Set task
Reproduce the listing below character for character; drop every image.

Collected data entries
* Start *
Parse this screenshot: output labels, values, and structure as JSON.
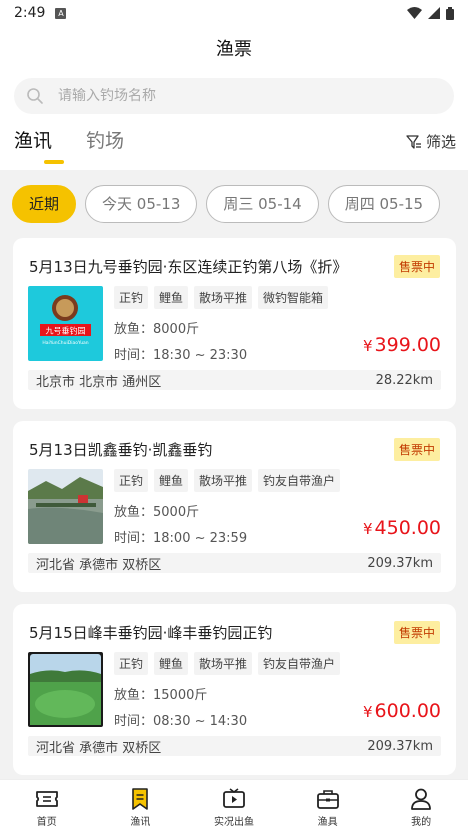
{
  "status": {
    "time": "2:49",
    "app_icon": "A"
  },
  "header": {
    "title": "渔票"
  },
  "search": {
    "placeholder": "请输入钓场名称"
  },
  "tabs": [
    {
      "label": "渔讯",
      "active": true
    },
    {
      "label": "钓场",
      "active": false
    }
  ],
  "filter": {
    "label": "筛选"
  },
  "dates": [
    {
      "label": "近期",
      "active": true
    },
    {
      "label": "今天 05-13",
      "active": false
    },
    {
      "label": "周三 05-14",
      "active": false
    },
    {
      "label": "周四 05-15",
      "active": false
    }
  ],
  "cards": [
    {
      "title": "5月13日九号垂钓园·东区连续正钓第八场《折》",
      "badge": "售票中",
      "tags": [
        "正钓",
        "鲤鱼",
        "散场平推",
        "微钓智能箱"
      ],
      "release": "放鱼：8000斤",
      "time": "时间：18:30 ~ 23:30",
      "currency": "¥",
      "price": "399.00",
      "location": "北京市 北京市 通州区",
      "distance": "28.22km",
      "thumb_text": "九号垂钓园",
      "thumb_sub": "HaiYunChuiDiaoYuan"
    },
    {
      "title": "5月13日凯鑫垂钓·凯鑫垂钓",
      "badge": "售票中",
      "tags": [
        "正钓",
        "鲤鱼",
        "散场平推",
        "钓友自带渔户"
      ],
      "release": "放鱼：5000斤",
      "time": "时间：18:00 ~ 23:59",
      "currency": "¥",
      "price": "450.00",
      "location": "河北省 承德市 双桥区",
      "distance": "209.37km"
    },
    {
      "title": "5月15日峰丰垂钓园·峰丰垂钓园正钓",
      "badge": "售票中",
      "tags": [
        "正钓",
        "鲤鱼",
        "散场平推",
        "钓友自带渔户"
      ],
      "release": "放鱼：15000斤",
      "time": "时间：08:30 ~ 14:30",
      "currency": "¥",
      "price": "600.00",
      "location": "河北省 承德市 双桥区",
      "distance": "209.37km"
    }
  ],
  "bottom_nav": [
    {
      "label": "首页",
      "icon": "ticket-icon"
    },
    {
      "label": "渔讯",
      "icon": "bookmark-icon",
      "active": true
    },
    {
      "label": "实况出鱼",
      "icon": "tv-play-icon"
    },
    {
      "label": "渔具",
      "icon": "toolbox-icon"
    },
    {
      "label": "我的",
      "icon": "user-icon"
    }
  ],
  "colors": {
    "accent": "#f5c200",
    "price": "#e8141a",
    "badge_bg": "#fdeea0",
    "badge_text": "#c23a00"
  }
}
* End *
The result
Parse this screenshot: output labels, values, and structure as JSON.
{
  "status": {
    "time": "2:49",
    "app_icon": "A"
  },
  "header": {
    "title": "渔票"
  },
  "search": {
    "placeholder": "请输入钓场名称"
  },
  "tabs": [
    {
      "label": "渔讯",
      "active": true
    },
    {
      "label": "钓场",
      "active": false
    }
  ],
  "filter": {
    "label": "筛选"
  },
  "dates": [
    {
      "label": "近期",
      "active": true
    },
    {
      "label": "今天 05-13",
      "active": false
    },
    {
      "label": "周三 05-14",
      "active": false
    },
    {
      "label": "周四 05-15",
      "active": false
    }
  ],
  "cards": [
    {
      "title": "5月13日九号垂钓园·东区连续正钓第八场《折》",
      "badge": "售票中",
      "tags": [
        "正钓",
        "鲤鱼",
        "散场平推",
        "微钓智能箱"
      ],
      "release": "放鱼：8000斤",
      "time": "时间：18:30 ~ 23:30",
      "currency": "¥",
      "price": "399.00",
      "location": "北京市 北京市 通州区",
      "distance": "28.22km",
      "thumb_text": "九号垂钓园",
      "thumb_sub": "HaiYunChuiDiaoYuan"
    },
    {
      "title": "5月13日凯鑫垂钓·凯鑫垂钓",
      "badge": "售票中",
      "tags": [
        "正钓",
        "鲤鱼",
        "散场平推",
        "钓友自带渔户"
      ],
      "release": "放鱼：5000斤",
      "time": "时间：18:00 ~ 23:59",
      "currency": "¥",
      "price": "450.00",
      "location": "河北省 承德市 双桥区",
      "distance": "209.37km"
    },
    {
      "title": "5月15日峰丰垂钓园·峰丰垂钓园正钓",
      "badge": "售票中",
      "tags": [
        "正钓",
        "鲤鱼",
        "散场平推",
        "钓友自带渔户"
      ],
      "release": "放鱼：15000斤",
      "time": "时间：08:30 ~ 14:30",
      "currency": "¥",
      "price": "600.00",
      "location": "河北省 承德市 双桥区",
      "distance": "209.37km"
    }
  ],
  "bottom_nav": [
    {
      "label": "首页",
      "icon": "ticket-icon"
    },
    {
      "label": "渔讯",
      "icon": "bookmark-icon",
      "active": true
    },
    {
      "label": "实况出鱼",
      "icon": "tv-play-icon"
    },
    {
      "label": "渔具",
      "icon": "toolbox-icon"
    },
    {
      "label": "我的",
      "icon": "user-icon"
    }
  ],
  "colors": {
    "accent": "#f5c200",
    "price": "#e8141a",
    "badge_bg": "#fdeea0",
    "badge_text": "#c23a00"
  }
}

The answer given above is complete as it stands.